▶

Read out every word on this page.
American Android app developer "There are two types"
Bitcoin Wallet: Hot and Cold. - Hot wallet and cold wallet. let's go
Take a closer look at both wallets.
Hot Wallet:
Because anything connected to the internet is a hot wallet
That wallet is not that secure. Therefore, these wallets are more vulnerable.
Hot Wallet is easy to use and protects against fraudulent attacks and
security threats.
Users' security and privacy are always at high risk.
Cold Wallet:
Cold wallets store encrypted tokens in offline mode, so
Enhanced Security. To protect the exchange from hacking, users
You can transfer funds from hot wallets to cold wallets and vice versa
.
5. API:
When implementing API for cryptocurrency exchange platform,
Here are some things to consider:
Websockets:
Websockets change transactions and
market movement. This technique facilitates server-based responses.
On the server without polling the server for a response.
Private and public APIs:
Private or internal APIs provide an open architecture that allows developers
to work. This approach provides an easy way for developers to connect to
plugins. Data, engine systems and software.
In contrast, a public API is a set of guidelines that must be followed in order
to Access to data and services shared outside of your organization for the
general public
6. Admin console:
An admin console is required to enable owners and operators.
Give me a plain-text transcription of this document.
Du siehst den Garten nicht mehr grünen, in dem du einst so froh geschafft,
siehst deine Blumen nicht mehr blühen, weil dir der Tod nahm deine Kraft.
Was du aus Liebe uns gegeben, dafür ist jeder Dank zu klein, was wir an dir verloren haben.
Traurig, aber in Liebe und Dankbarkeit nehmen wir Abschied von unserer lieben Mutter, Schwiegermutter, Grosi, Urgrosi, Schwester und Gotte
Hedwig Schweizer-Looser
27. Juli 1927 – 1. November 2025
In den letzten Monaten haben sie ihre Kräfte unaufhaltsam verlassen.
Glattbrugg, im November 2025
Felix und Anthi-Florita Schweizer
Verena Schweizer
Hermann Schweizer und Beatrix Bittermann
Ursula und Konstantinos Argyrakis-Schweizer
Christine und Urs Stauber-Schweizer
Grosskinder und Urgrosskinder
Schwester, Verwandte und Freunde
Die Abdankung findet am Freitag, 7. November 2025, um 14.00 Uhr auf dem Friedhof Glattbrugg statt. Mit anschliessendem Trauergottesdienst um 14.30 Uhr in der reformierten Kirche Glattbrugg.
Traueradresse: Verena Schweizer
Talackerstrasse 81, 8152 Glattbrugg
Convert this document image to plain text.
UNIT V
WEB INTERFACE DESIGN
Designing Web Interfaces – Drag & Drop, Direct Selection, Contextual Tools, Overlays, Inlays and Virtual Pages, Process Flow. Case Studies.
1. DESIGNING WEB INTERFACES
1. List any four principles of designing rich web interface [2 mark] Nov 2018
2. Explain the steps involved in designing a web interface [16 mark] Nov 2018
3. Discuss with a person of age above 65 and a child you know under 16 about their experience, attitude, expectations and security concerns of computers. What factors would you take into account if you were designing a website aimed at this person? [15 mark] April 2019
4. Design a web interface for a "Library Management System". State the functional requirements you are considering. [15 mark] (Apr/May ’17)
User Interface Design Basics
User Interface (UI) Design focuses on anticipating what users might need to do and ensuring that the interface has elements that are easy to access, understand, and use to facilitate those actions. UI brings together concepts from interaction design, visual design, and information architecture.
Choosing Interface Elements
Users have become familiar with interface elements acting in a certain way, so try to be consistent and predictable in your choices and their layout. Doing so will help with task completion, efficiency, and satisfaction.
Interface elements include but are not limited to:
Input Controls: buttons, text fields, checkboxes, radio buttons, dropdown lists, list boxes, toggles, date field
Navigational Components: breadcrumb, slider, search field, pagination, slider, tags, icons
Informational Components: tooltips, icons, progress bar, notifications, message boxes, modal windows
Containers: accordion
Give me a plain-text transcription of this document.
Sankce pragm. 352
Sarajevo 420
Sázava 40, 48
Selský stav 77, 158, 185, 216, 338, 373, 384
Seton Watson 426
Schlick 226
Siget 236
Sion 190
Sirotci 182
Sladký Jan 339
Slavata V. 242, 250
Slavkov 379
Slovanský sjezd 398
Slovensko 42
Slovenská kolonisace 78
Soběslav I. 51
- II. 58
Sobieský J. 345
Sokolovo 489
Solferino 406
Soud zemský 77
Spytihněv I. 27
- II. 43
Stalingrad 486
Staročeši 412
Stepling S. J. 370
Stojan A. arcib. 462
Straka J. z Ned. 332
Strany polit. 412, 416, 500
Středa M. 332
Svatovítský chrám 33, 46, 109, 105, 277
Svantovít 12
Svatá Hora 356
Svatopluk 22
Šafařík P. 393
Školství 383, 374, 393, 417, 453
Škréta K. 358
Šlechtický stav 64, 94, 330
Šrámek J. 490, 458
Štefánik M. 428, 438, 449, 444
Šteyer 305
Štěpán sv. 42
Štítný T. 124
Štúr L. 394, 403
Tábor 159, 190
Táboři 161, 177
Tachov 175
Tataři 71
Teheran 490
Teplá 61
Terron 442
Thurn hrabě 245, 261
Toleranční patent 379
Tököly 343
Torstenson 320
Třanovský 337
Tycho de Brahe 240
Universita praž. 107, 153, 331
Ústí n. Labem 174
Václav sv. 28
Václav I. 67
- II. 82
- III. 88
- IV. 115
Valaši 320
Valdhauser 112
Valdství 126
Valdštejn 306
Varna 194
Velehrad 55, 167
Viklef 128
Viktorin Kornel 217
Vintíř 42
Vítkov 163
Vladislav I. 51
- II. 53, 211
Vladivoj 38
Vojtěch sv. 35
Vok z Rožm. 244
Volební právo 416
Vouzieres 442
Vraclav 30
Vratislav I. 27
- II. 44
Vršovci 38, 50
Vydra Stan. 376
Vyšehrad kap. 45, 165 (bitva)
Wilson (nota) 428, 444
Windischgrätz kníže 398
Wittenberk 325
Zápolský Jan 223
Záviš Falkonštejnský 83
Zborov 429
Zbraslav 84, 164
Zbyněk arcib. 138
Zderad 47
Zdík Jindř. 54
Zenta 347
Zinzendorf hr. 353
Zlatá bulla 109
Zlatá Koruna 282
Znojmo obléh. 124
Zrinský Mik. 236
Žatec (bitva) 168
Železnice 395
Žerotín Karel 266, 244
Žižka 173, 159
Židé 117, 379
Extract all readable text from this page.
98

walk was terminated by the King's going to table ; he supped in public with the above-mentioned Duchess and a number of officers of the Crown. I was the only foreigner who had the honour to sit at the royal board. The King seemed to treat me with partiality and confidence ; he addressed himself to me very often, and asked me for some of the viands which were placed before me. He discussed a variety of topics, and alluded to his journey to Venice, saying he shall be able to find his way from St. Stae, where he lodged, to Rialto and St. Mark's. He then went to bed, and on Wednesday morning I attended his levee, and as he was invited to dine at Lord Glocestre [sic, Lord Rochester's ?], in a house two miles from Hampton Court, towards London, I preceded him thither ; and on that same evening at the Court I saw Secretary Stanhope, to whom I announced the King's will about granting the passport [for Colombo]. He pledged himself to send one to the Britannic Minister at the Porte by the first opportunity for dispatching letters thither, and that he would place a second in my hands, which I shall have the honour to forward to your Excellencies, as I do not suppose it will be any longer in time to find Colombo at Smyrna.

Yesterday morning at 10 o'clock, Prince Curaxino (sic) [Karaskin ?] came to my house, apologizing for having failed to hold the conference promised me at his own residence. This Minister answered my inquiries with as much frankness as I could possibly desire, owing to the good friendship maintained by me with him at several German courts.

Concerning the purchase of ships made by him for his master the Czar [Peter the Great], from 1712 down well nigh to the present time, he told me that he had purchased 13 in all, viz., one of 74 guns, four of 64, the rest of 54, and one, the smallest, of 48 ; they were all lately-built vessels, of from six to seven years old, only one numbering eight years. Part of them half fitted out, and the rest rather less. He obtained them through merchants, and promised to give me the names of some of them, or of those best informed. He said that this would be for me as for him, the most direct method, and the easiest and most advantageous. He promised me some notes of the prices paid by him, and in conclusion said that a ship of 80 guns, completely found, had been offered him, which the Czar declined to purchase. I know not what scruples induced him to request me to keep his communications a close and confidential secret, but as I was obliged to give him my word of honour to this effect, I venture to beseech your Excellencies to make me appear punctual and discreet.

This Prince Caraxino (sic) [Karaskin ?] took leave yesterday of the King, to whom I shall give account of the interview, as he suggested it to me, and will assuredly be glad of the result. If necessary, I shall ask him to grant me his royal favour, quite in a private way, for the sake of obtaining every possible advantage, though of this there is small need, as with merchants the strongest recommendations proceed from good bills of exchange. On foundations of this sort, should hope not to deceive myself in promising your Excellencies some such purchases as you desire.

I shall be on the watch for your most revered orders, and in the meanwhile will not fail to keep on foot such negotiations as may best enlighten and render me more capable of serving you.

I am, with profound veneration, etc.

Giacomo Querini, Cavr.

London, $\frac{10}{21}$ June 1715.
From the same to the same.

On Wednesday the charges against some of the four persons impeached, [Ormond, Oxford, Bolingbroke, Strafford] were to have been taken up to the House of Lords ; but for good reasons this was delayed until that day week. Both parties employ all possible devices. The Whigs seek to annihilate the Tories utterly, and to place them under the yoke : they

◀

## The exercise
Identify and extract each line of the listing that contains "against".

## Exercise answer
Hot Wallet is easy to use and protects against fraudulent attacks and
On Wednesday the charges against some of the four persons impeached, [Ormond, Oxford, Bolingbroke, Strafford] were to have been taken up to the House of Lords ; but for good reasons this was delayed until that day week. Both parties employ all possible devices. The Whigs seek to annihilate the Tories utterly, and to place them under the yoke : they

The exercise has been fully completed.